Begin at the line containing "Transcribe the text in this document." and copy exactly through the last line of the listing, skipping every picture.

◆ Stored items from a collection ◆
━━━━━━━━━━━━━━━━━━━━

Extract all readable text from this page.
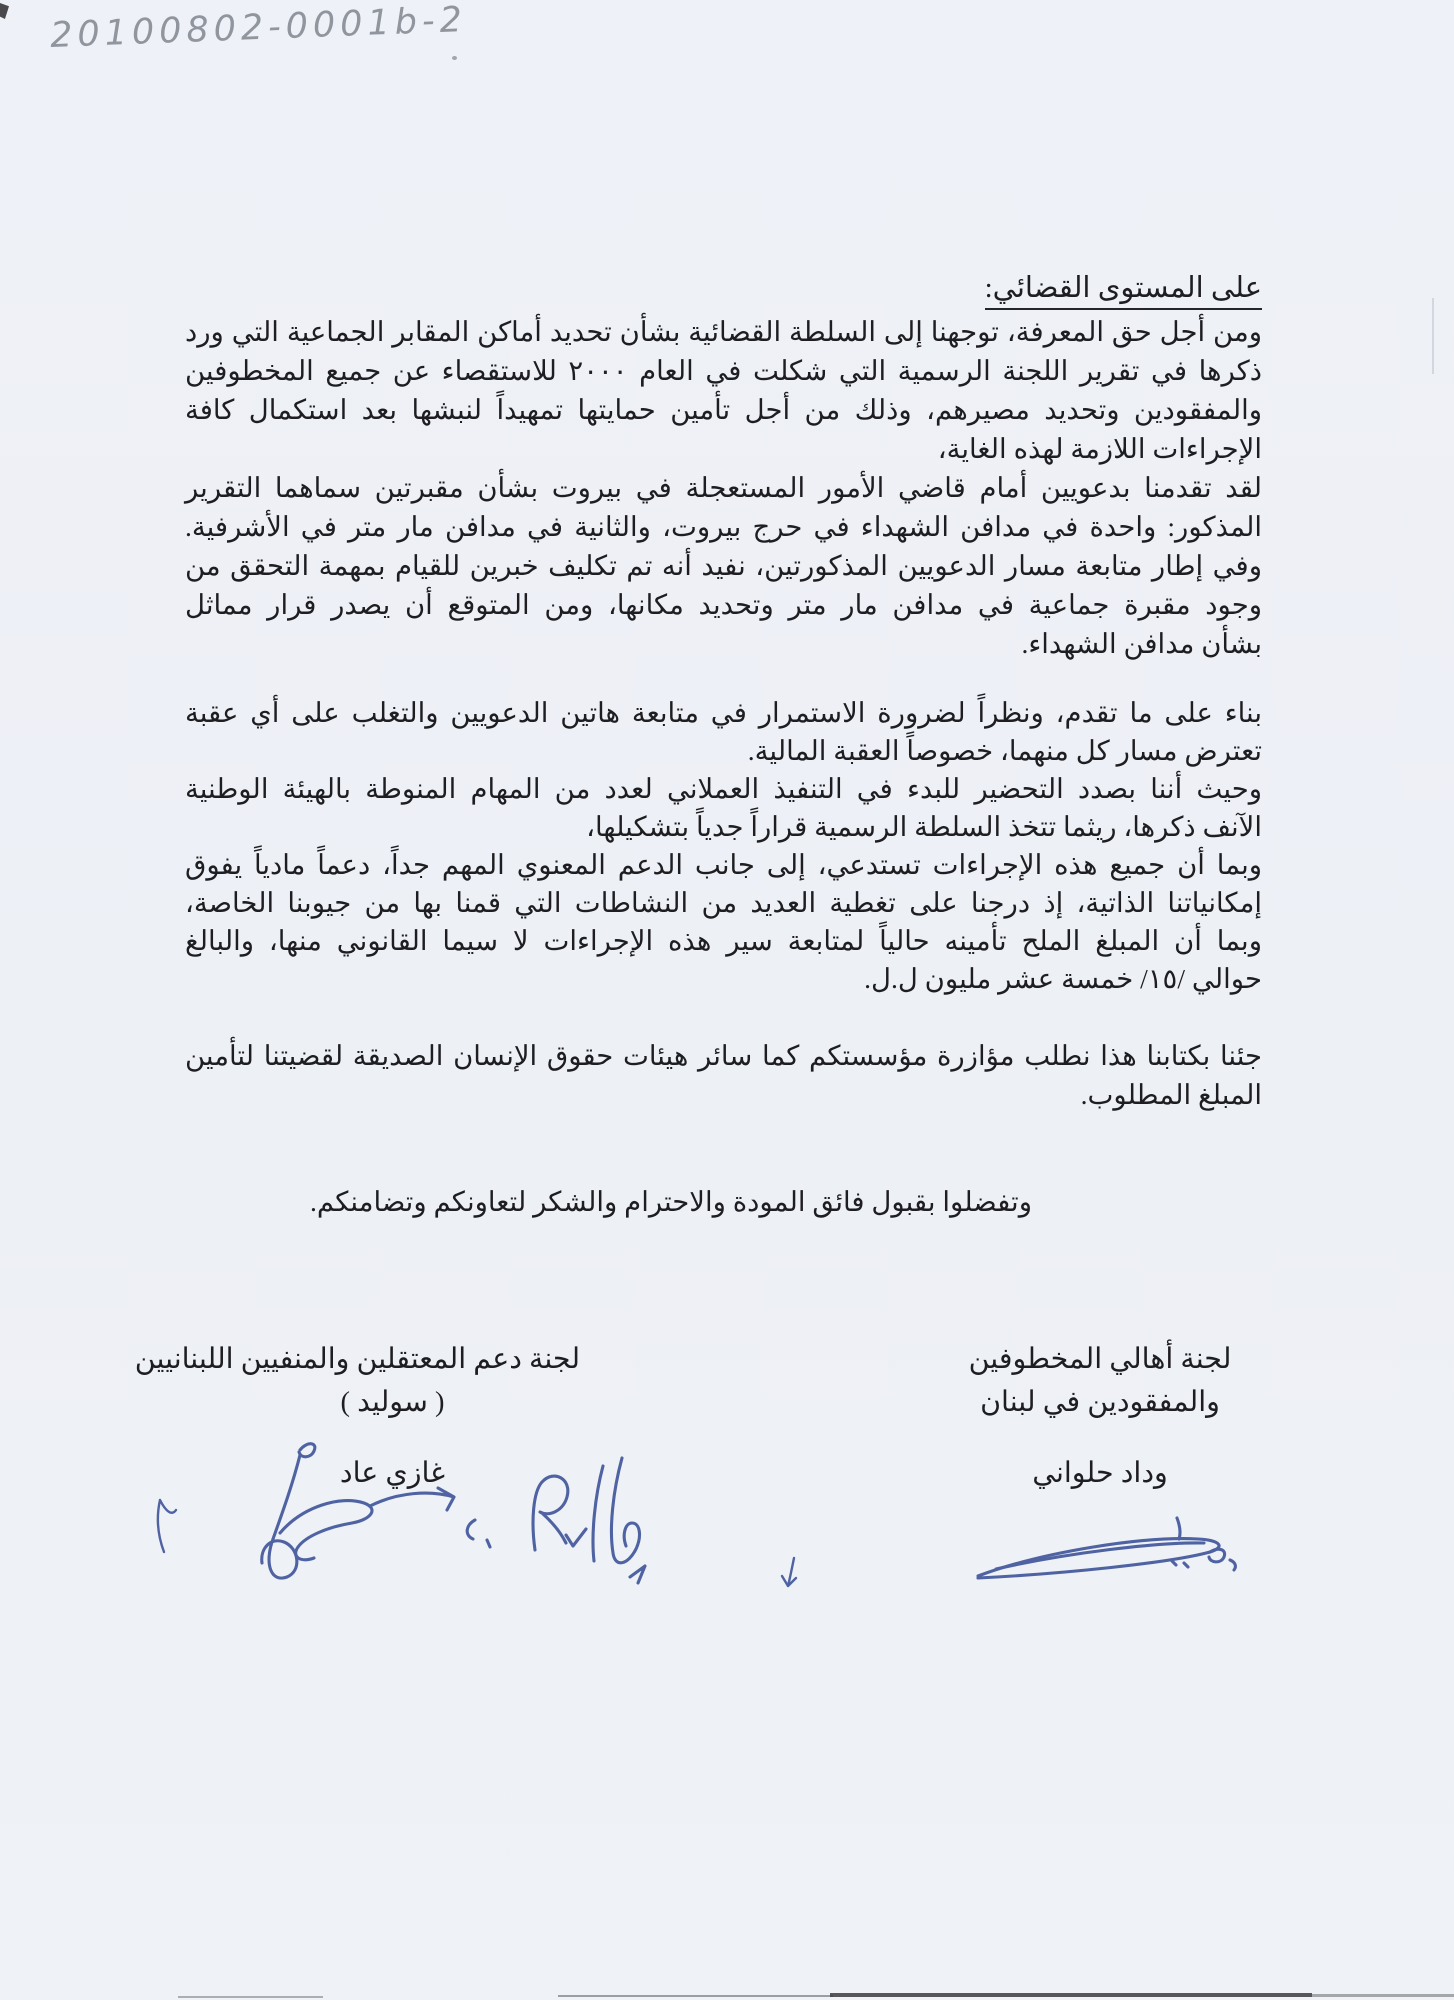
20100802-0001b-2
على المستوى القضائي:
ومن أجل حق المعرفة، توجهنا إلى السلطة القضائية بشأن تحديد أماكن المقابر الجماعية التي ورد
ذكرها في تقرير اللجنة الرسمية التي شكلت في العام ٢٠٠٠ للاستقصاء عن جميع المخطوفين
والمفقودين وتحديد مصيرهم، وذلك من أجل تأمين حمايتها تمهيداً لنبشها بعد استكمال كافة
الإجراءات اللازمة لهذه الغاية،
لقد تقدمنا بدعويين أمام قاضي الأمور المستعجلة في بيروت بشأن مقبرتين سماهما التقرير
المذكور: واحدة في مدافن الشهداء في حرج بيروت، والثانية في مدافن مار متر في الأشرفية.
وفي إطار متابعة مسار الدعويين المذكورتين، نفيد أنه تم تكليف خبرين للقيام بمهمة التحقق من
وجود مقبرة جماعية في مدافن مار متر وتحديد مكانها، ومن المتوقع أن يصدر قرار مماثل
بشأن مدافن الشهداء.
بناء على ما تقدم، ونظراً لضرورة الاستمرار في متابعة هاتين الدعويين والتغلب على أي عقبة
تعترض مسار كل منهما، خصوصاً العقبة المالية.
وحيث أننا بصدد التحضير للبدء في التنفيذ العملاني لعدد من المهام المنوطة بالهيئة الوطنية
الآنف ذكرها، ريثما تتخذ السلطة الرسمية قراراً جدياً بتشكيلها،
وبما أن جميع هذه الإجراءات تستدعي، إلى جانب الدعم المعنوي المهم جداً، دعماً مادياً يفوق
إمكانياتنا الذاتية، إذ درجنا على تغطية العديد من النشاطات التي قمنا بها من جيوبنا الخاصة،
وبما أن المبلغ الملح تأمينه حالياً لمتابعة سير هذه الإجراءات لا سيما القانوني منها، والبالغ
حوالي /١٥/ خمسة عشر مليون ل.ل.
جئنا بكتابنا هذا نطلب مؤازرة مؤسستكم كما سائر هيئات حقوق الإنسان الصديقة لقضيتنا لتأمين
المبلغ المطلوب.
وتفضلوا بقبول فائق المودة والاحترام والشكر لتعاونكم وتضامنكم.
لجنة أهالي المخطوفين
والمفقودين في لبنان
وداد حلواني
لجنة دعم المعتقلين والمنفيين اللبنانيين
( سوليد )
غازي عاد
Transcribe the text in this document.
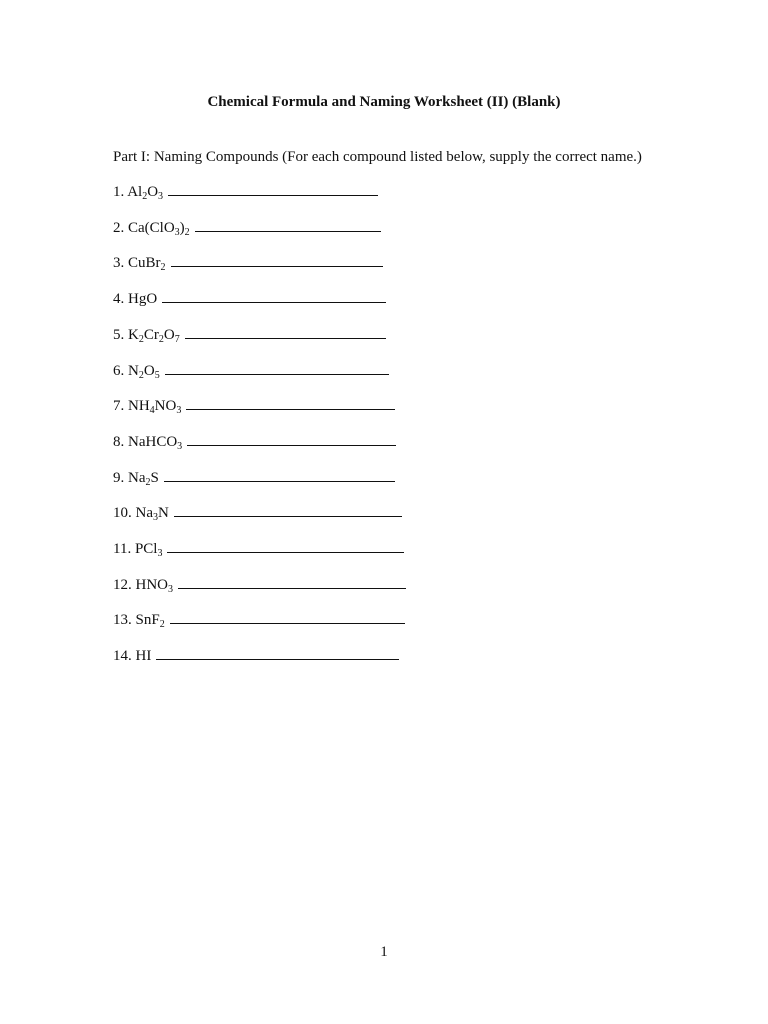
Chemical Formula and Naming Worksheet (II) (Blank)
Part I: Naming Compounds (For each compound listed below, supply the correct name.)
1. $Al_2O_3$
2. $Ca(ClO_3)_2$
3. CuBr$_2$
4. HgO
5. $K_2Cr_2O_7$
6. $N_2O_5$
7. $NH_4NO_3$
8. NaHCO$_3$
9. $Na_2S$
10. $Na_3N$
11. PCl$_3$
12. $HNO_3$
13. SnF$_2$
14. HI
1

━━━━━━━━━━━━━━━━━━━━

◆ Correct output ◆
Transcribe the text in this document.
Chemical Formula and Naming Worksheet (II) (Blank)
Part I: Naming Compounds (For each compound listed below, supply the correct name.)
1. $Al_2O_3$
2. $Ca(ClO_3)_2$
3. CuBr$_2$
4. HgO
5. $K_2Cr_2O_7$
6. $N_2O_5$
7. $NH_4NO_3$
8. NaHCO$_3$
9. $Na_2S$
10. $Na_3N$
11. PCl$_3$
12. $HNO_3$
13. SnF$_2$
14. HI
1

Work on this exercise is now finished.